> _DIRECTION_:
Wherever a line in the data below holds "icon", copy that line.

> _DATA SHOWN_:
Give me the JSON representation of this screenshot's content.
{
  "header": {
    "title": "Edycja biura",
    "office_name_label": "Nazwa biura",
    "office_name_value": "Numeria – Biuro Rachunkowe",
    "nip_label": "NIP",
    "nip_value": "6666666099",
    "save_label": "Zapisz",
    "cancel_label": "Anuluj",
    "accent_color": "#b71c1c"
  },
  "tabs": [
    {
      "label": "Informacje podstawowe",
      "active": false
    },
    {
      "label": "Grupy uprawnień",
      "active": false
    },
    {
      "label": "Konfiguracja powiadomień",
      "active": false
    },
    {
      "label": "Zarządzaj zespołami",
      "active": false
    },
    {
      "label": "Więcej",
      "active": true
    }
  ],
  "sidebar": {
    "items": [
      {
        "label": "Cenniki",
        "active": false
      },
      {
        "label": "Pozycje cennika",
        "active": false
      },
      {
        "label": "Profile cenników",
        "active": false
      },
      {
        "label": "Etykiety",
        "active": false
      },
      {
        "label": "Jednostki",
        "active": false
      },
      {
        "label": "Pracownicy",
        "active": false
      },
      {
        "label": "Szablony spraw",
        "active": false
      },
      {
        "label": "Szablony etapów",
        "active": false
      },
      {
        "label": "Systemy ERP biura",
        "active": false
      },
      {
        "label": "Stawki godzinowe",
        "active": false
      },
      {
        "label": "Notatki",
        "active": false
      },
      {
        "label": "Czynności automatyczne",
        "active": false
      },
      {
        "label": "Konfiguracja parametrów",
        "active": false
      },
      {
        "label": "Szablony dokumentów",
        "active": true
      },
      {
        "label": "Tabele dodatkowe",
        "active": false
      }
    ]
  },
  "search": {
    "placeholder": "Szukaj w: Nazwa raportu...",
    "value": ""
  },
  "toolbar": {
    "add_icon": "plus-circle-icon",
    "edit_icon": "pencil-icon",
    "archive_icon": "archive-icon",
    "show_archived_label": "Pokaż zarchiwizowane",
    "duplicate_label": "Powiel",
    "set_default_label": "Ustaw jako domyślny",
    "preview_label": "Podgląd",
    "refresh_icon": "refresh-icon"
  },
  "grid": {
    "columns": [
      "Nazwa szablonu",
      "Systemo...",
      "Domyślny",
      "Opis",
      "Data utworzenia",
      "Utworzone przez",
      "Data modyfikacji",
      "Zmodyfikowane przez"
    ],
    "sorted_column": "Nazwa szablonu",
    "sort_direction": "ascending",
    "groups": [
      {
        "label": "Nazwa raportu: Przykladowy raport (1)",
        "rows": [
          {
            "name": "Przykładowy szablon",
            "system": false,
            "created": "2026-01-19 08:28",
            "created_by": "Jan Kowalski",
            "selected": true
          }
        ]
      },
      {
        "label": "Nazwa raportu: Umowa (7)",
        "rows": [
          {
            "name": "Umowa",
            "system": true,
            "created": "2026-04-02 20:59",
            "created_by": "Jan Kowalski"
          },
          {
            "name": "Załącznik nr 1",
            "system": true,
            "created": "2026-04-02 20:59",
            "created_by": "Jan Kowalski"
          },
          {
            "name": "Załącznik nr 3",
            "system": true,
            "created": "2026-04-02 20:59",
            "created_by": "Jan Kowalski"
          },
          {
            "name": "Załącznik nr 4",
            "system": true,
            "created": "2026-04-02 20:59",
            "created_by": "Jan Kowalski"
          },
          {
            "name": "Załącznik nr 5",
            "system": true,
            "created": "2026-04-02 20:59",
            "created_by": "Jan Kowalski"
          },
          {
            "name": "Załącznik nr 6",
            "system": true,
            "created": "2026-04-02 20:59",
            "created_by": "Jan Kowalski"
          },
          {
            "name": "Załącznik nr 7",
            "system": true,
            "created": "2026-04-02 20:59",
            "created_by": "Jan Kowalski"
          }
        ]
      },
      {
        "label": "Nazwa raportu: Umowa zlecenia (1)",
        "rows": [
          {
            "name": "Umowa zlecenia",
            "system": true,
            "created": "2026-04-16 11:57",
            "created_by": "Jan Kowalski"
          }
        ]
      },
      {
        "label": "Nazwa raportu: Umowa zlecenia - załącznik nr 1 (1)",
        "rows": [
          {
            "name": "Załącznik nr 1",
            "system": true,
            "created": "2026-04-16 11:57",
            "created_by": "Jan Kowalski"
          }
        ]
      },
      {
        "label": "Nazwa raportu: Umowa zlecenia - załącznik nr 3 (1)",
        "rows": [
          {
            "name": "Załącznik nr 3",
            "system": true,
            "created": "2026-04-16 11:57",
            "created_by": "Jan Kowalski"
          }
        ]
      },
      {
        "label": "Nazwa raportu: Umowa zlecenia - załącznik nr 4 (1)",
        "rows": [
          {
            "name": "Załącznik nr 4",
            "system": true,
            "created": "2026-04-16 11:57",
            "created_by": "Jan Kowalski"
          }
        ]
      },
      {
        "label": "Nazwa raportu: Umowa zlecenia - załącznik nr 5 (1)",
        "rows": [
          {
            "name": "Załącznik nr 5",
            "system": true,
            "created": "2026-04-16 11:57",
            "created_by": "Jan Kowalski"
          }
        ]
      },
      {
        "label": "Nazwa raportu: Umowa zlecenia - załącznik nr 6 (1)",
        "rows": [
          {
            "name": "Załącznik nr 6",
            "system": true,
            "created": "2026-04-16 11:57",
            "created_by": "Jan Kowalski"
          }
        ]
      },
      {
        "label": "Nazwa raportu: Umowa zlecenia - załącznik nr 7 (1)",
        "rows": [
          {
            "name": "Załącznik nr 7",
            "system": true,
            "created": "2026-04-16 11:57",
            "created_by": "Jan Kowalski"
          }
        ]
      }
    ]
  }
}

> _SOLUTION FOR THIS PROBLEM_:
    "add_icon": "plus-circle-icon",
    "edit_icon": "pencil-icon",
    "archive_icon": "archive-icon",
    "refresh_icon": "refresh-icon"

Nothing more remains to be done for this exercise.